(Saved entries)
################

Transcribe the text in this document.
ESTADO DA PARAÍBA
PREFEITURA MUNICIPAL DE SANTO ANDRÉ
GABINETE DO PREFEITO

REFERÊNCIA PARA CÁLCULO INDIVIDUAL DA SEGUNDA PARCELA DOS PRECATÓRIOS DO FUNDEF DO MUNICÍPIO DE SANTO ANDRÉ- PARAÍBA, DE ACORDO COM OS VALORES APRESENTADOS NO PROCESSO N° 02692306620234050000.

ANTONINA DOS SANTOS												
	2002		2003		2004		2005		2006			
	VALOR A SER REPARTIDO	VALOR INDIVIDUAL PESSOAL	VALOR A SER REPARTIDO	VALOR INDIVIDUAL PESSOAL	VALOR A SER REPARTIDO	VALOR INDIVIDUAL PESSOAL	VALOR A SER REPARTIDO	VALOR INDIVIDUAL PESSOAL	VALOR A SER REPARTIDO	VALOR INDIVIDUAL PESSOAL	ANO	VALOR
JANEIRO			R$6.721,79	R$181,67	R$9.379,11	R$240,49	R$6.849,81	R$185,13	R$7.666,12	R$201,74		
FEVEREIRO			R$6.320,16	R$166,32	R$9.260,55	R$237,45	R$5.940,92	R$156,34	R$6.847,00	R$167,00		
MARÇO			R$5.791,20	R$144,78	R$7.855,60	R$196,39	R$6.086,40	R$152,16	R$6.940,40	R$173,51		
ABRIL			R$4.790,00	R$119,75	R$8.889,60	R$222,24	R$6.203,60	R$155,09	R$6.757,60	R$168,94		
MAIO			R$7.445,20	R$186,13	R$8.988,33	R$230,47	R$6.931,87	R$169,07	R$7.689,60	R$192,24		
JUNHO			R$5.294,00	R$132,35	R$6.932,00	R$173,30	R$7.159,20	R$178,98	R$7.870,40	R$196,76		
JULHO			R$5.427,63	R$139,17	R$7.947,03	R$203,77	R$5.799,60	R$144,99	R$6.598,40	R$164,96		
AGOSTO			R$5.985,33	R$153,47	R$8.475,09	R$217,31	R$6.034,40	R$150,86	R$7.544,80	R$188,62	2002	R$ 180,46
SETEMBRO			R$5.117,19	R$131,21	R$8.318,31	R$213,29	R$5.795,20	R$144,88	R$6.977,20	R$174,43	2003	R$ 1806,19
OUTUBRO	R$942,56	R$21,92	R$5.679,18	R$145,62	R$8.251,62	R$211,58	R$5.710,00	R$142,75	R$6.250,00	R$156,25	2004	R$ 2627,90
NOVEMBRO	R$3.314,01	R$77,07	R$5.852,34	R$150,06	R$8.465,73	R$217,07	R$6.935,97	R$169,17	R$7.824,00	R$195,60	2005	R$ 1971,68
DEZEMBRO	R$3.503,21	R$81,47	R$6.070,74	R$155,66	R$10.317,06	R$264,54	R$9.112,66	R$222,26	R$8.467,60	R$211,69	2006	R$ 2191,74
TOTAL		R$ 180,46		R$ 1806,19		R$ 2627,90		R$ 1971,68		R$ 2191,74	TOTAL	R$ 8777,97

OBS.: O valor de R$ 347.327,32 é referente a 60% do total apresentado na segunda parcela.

################

» **Challenge**: Repeat each record exactly, leaving nothing out.

» **Exercise answer**:
Transcribe the text in this document.
ESTADO DA PARAÍBA
PREFEITURA MUNICIPAL DE SANTO ANDRÉ
GABINETE DO PREFEITO

REFERÊNCIA PARA CÁLCULO INDIVIDUAL DA SEGUNDA PARCELA DOS PRECATÓRIOS DO FUNDEF DO MUNICÍPIO DE SANTO ANDRÉ- PARAÍBA, DE ACORDO COM OS VALORES APRESENTADOS NO PROCESSO N° 02692306620234050000.

ANTONINA DOS SANTOS												
	2002		2003		2004		2005		2006			
	VALOR A SER REPARTIDO	VALOR INDIVIDUAL PESSOAL	VALOR A SER REPARTIDO	VALOR INDIVIDUAL PESSOAL	VALOR A SER REPARTIDO	VALOR INDIVIDUAL PESSOAL	VALOR A SER REPARTIDO	VALOR INDIVIDUAL PESSOAL	VALOR A SER REPARTIDO	VALOR INDIVIDUAL PESSOAL	ANO	VALOR
JANEIRO			R$6.721,79	R$181,67	R$9.379,11	R$240,49	R$6.849,81	R$185,13	R$7.666,12	R$201,74		
FEVEREIRO			R$6.320,16	R$166,32	R$9.260,55	R$237,45	R$5.940,92	R$156,34	R$6.847,00	R$167,00		
MARÇO			R$5.791,20	R$144,78	R$7.855,60	R$196,39	R$6.086,40	R$152,16	R$6.940,40	R$173,51		
ABRIL			R$4.790,00	R$119,75	R$8.889,60	R$222,24	R$6.203,60	R$155,09	R$6.757,60	R$168,94		
MAIO			R$7.445,20	R$186,13	R$8.988,33	R$230,47	R$6.931,87	R$169,07	R$7.689,60	R$192,24		
JUNHO			R$5.294,00	R$132,35	R$6.932,00	R$173,30	R$7.159,20	R$178,98	R$7.870,40	R$196,76		
JULHO			R$5.427,63	R$139,17	R$7.947,03	R$203,77	R$5.799,60	R$144,99	R$6.598,40	R$164,96		
AGOSTO			R$5.985,33	R$153,47	R$8.475,09	R$217,31	R$6.034,40	R$150,86	R$7.544,80	R$188,62	2002	R$ 180,46
SETEMBRO			R$5.117,19	R$131,21	R$8.318,31	R$213,29	R$5.795,20	R$144,88	R$6.977,20	R$174,43	2003	R$ 1806,19
OUTUBRO	R$942,56	R$21,92	R$5.679,18	R$145,62	R$8.251,62	R$211,58	R$5.710,00	R$142,75	R$6.250,00	R$156,25	2004	R$ 2627,90
NOVEMBRO	R$3.314,01	R$77,07	R$5.852,34	R$150,06	R$8.465,73	R$217,07	R$6.935,97	R$169,17	R$7.824,00	R$195,60	2005	R$ 1971,68
DEZEMBRO	R$3.503,21	R$81,47	R$6.070,74	R$155,66	R$10.317,06	R$264,54	R$9.112,66	R$222,26	R$8.467,60	R$211,69	2006	R$ 2191,74
TOTAL		R$ 180,46		R$ 1806,19		R$ 2627,90		R$ 1971,68		R$ 2191,74	TOTAL	R$ 8777,97

OBS.: O valor de R$ 347.327,32 é referente a 60% do total apresentado na segunda parcela.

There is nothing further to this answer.